* [Task to carry out]: From the listing below, extract each line containing the string "ROAD".

* [Records provided]:
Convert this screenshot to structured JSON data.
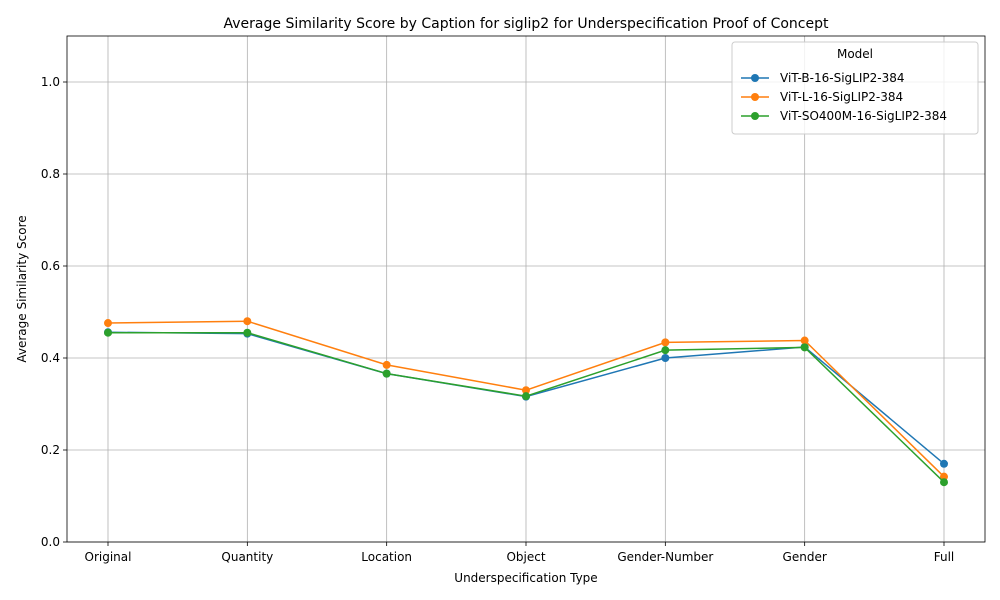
{
  "chart_data": {
    "type": "line",
    "title": "Average Similarity Score by Caption for siglip2 for Underspecification Proof of Concept",
    "xlabel": "Underspecification Type",
    "ylabel": "Average Similarity Score",
    "ylim": [
      0.0,
      1.1
    ],
    "yticks": [
      "0.0",
      "0.2",
      "0.4",
      "0.6",
      "0.8",
      "1.0"
    ],
    "grid": true,
    "legend_title": "Model",
    "legend_placement": "top-right",
    "categories": [
      "Original",
      "Quantity",
      "Location",
      "Object",
      "Gender-Number",
      "Gender",
      "Full"
    ],
    "series": [
      {
        "name": "ViT-B-16-SigLIP2-384",
        "color": "#1f77b4",
        "values": [
          0.456,
          0.453,
          0.366,
          0.316,
          0.4,
          0.424,
          0.17
        ]
      },
      {
        "name": "ViT-L-16-SigLIP2-384",
        "color": "#ff7f0e",
        "values": [
          0.476,
          0.48,
          0.385,
          0.33,
          0.434,
          0.438,
          0.142
        ]
      },
      {
        "name": "ViT-SO400M-16-SigLIP2-384",
        "color": "#2ca02c",
        "values": [
          0.455,
          0.455,
          0.366,
          0.317,
          0.417,
          0.423,
          0.13
        ]
      }
    ]
  }
}
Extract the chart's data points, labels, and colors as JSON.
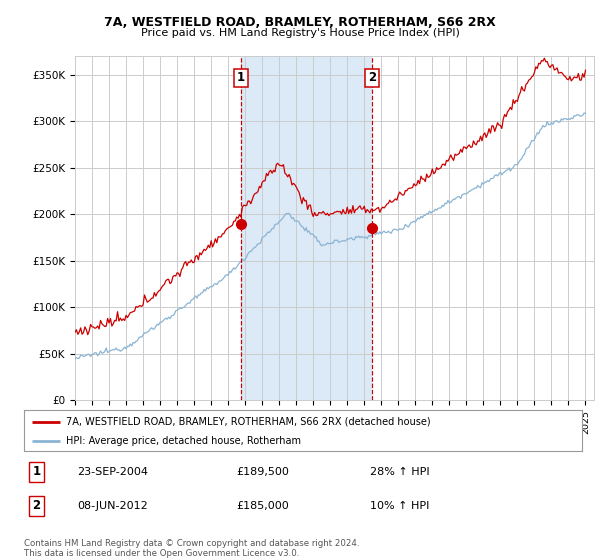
{
  "title1": "7A, WESTFIELD ROAD, BRAMLEY, ROTHERHAM, S66 2RX",
  "title2": "Price paid vs. HM Land Registry's House Price Index (HPI)",
  "ylabel_ticks": [
    "£0",
    "£50K",
    "£100K",
    "£150K",
    "£200K",
    "£250K",
    "£300K",
    "£350K"
  ],
  "ylim": [
    0,
    370000
  ],
  "xlim_start": 1995.0,
  "xlim_end": 2025.5,
  "background_color": "#ffffff",
  "plot_bg_color": "#ffffff",
  "grid_color": "#cccccc",
  "shade_color": "#dce9f7",
  "hpi_color": "#8ab4d4",
  "price_color": "#cc0000",
  "sale1_date": 2004.73,
  "sale1_price": 189500,
  "sale2_date": 2012.44,
  "sale2_price": 185000,
  "legend_line1": "7A, WESTFIELD ROAD, BRAMLEY, ROTHERHAM, S66 2RX (detached house)",
  "legend_line2": "HPI: Average price, detached house, Rotherham",
  "annotation1_date": "23-SEP-2004",
  "annotation1_price": "£189,500",
  "annotation1_hpi": "28% ↑ HPI",
  "annotation2_date": "08-JUN-2012",
  "annotation2_price": "£185,000",
  "annotation2_hpi": "10% ↑ HPI",
  "footnote": "Contains HM Land Registry data © Crown copyright and database right 2024.\nThis data is licensed under the Open Government Licence v3.0."
}
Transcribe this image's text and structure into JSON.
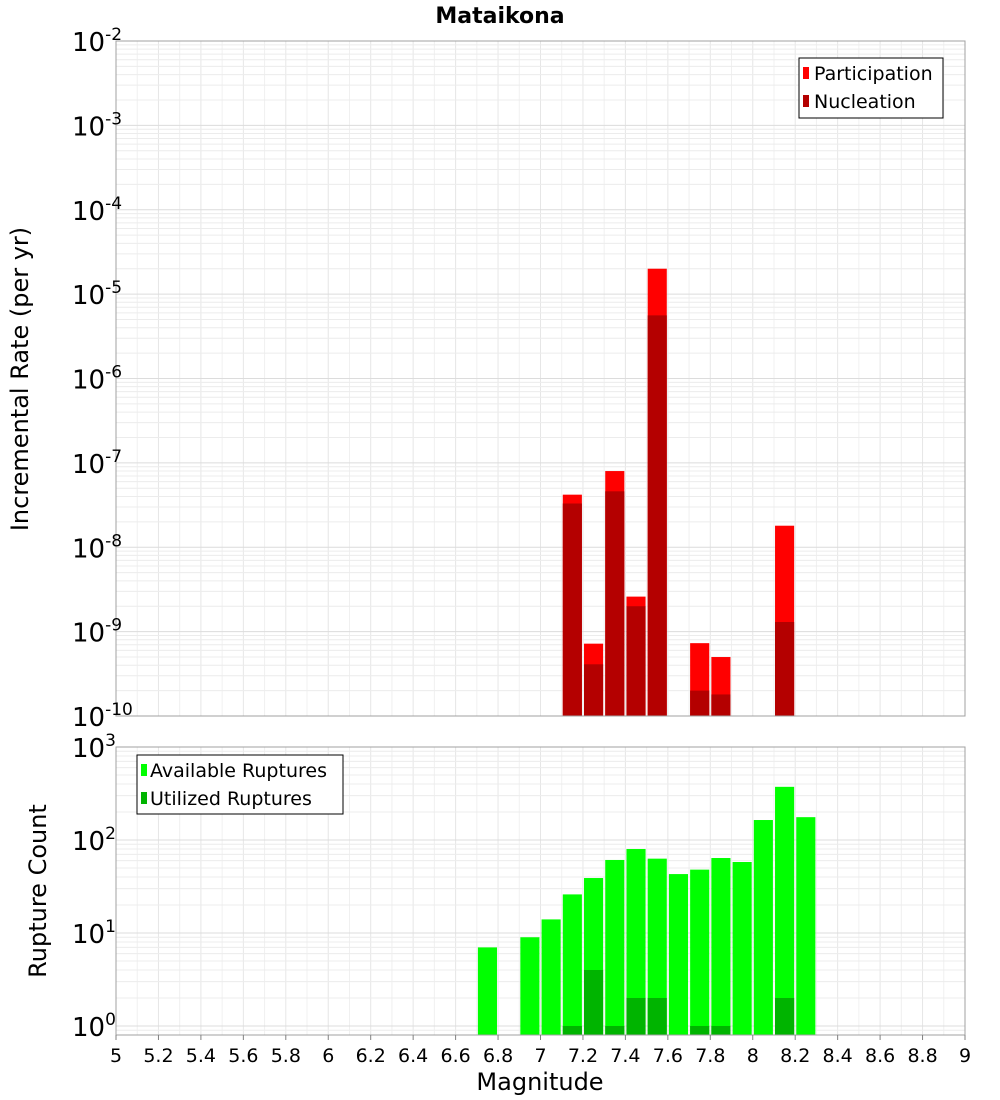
{
  "chart_data": [
    {
      "type": "bar",
      "title": "Mataikona",
      "xlabel": "",
      "ylabel": "Incremental Rate (per yr)",
      "yscale": "log",
      "ylim": [
        1e-10,
        0.01
      ],
      "xlim": [
        5,
        9
      ],
      "y_ticks": [
        {
          "base": "10",
          "exp": "-2",
          "value": 0.01
        },
        {
          "base": "10",
          "exp": "-3",
          "value": 0.001
        },
        {
          "base": "10",
          "exp": "-4",
          "value": 0.0001
        },
        {
          "base": "10",
          "exp": "-5",
          "value": 1e-05
        },
        {
          "base": "10",
          "exp": "-6",
          "value": 1e-06
        },
        {
          "base": "10",
          "exp": "-7",
          "value": 1e-07
        },
        {
          "base": "10",
          "exp": "-8",
          "value": 1e-08
        },
        {
          "base": "10",
          "exp": "-9",
          "value": 1e-09
        },
        {
          "base": "10",
          "exp": "-10",
          "value": 1e-10
        }
      ],
      "legend_position": "top-right",
      "grid": true,
      "bar_width": 0.09,
      "series": [
        {
          "name": "Participation",
          "color": "#ff0000",
          "x": [
            7.15,
            7.25,
            7.35,
            7.45,
            7.55,
            7.75,
            7.85,
            8.15
          ],
          "values": [
            4.2e-08,
            7.2e-10,
            8e-08,
            2.6e-09,
            2e-05,
            7.3e-10,
            5e-10,
            1.8e-08
          ]
        },
        {
          "name": "Nucleation",
          "color": "#b40000",
          "x": [
            7.15,
            7.25,
            7.35,
            7.45,
            7.55,
            7.75,
            7.85,
            8.15
          ],
          "values": [
            3.3e-08,
            4.1e-10,
            4.6e-08,
            2e-09,
            5.6e-06,
            2e-10,
            1.8e-10,
            1.3e-09
          ]
        }
      ]
    },
    {
      "type": "bar",
      "title": "",
      "xlabel": "Magnitude",
      "ylabel": "Rupture Count",
      "yscale": "log",
      "ylim": [
        0.8,
        1000
      ],
      "xlim": [
        5,
        9
      ],
      "y_ticks": [
        {
          "base": "10",
          "exp": "3",
          "value": 1000
        },
        {
          "base": "10",
          "exp": "2",
          "value": 100
        },
        {
          "base": "10",
          "exp": "1",
          "value": 10
        },
        {
          "base": "10",
          "exp": "0",
          "value": 1
        }
      ],
      "x_tick_labels": [
        "5",
        "5.2",
        "5.4",
        "5.6",
        "5.8",
        "6",
        "6.2",
        "6.4",
        "6.6",
        "6.8",
        "7",
        "7.2",
        "7.4",
        "7.6",
        "7.8",
        "8",
        "8.2",
        "8.4",
        "8.6",
        "8.8",
        "9"
      ],
      "legend_position": "top-left",
      "grid": true,
      "bar_width": 0.09,
      "series": [
        {
          "name": "Available Ruptures",
          "color": "#00ff00",
          "x": [
            6.75,
            6.95,
            7.05,
            7.15,
            7.25,
            7.35,
            7.45,
            7.55,
            7.65,
            7.75,
            7.85,
            7.95,
            8.05,
            8.15,
            8.25
          ],
          "values": [
            7,
            9,
            14,
            26,
            39,
            61,
            80,
            63,
            43,
            48,
            64,
            58,
            164,
            373,
            176
          ]
        },
        {
          "name": "Utilized Ruptures",
          "color": "#00b400",
          "x": [
            7.15,
            7.25,
            7.35,
            7.45,
            7.55,
            7.75,
            7.85,
            8.15
          ],
          "values": [
            1,
            4,
            1,
            2,
            2,
            1,
            1,
            2
          ]
        }
      ]
    }
  ]
}
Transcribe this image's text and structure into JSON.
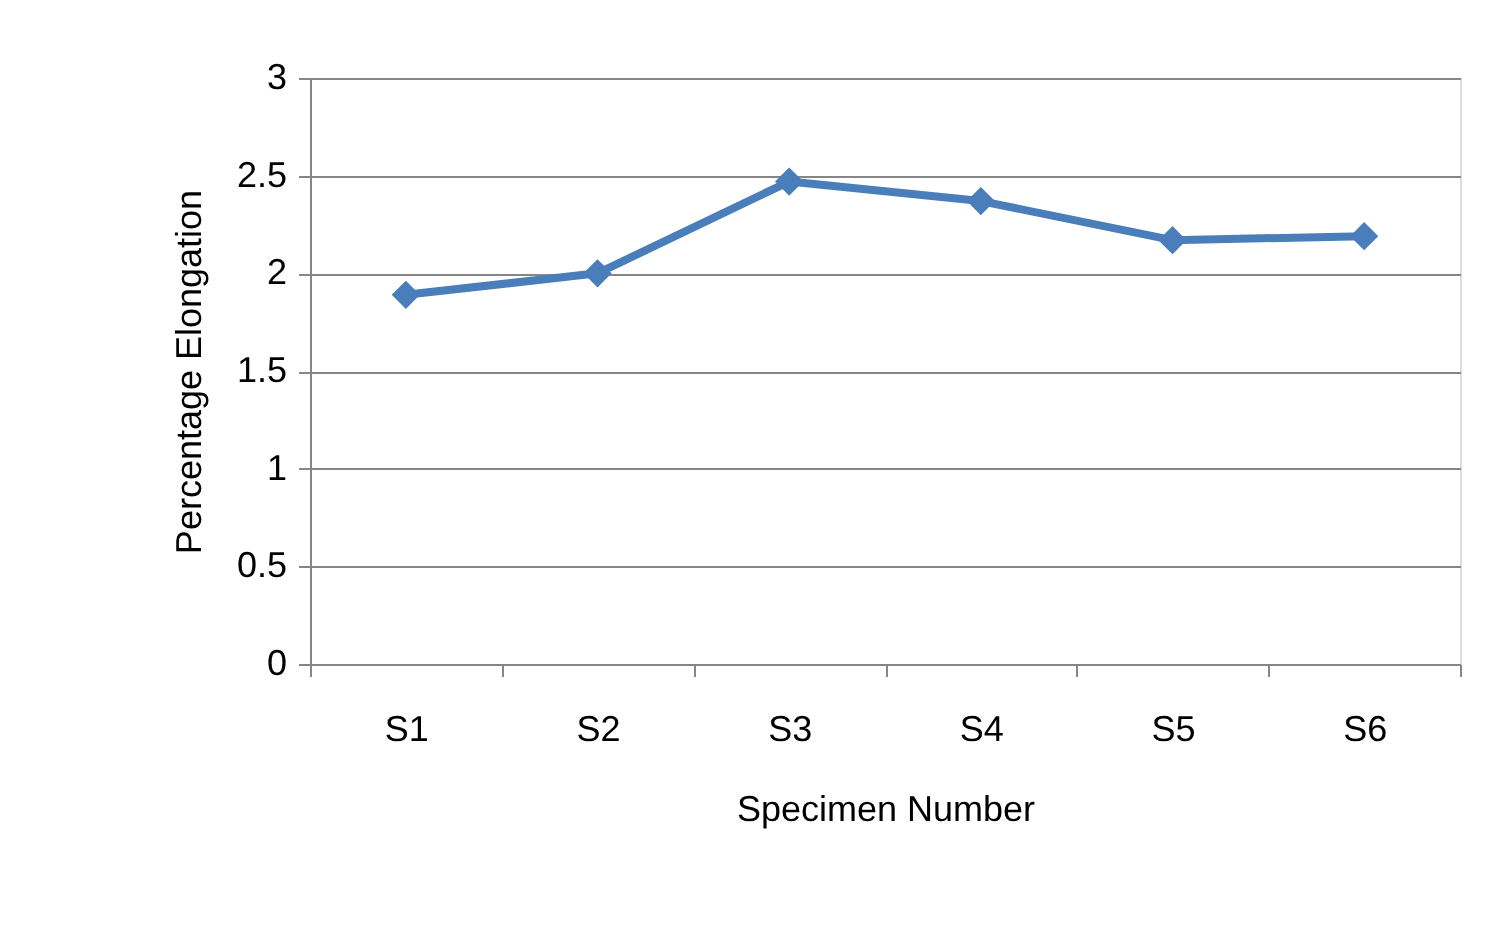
{
  "chart_data": {
    "type": "line",
    "xlabel": "Specimen Number",
    "ylabel": "Percentage Elongation",
    "categories": [
      "S1",
      "S2",
      "S3",
      "S4",
      "S5",
      "S6"
    ],
    "series": [
      {
        "color": "#4a7ebb",
        "values": [
          1.89,
          2.0,
          2.47,
          2.37,
          2.17,
          2.19
        ]
      }
    ],
    "ylim": [
      0,
      3
    ],
    "yticks": [
      0,
      0.5,
      1,
      1.5,
      2,
      2.5,
      3
    ],
    "grid": "y",
    "marker": "diamond",
    "line_style": "solid"
  }
}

* [The solution]:
  "title1": "7A, WESTFIELD ROAD, BRAMLEY, ROTHERHAM, S66 2RX",
  "legend_line1": "7A, WESTFIELD ROAD, BRAMLEY, ROTHERHAM, S66 2RX (detached house)",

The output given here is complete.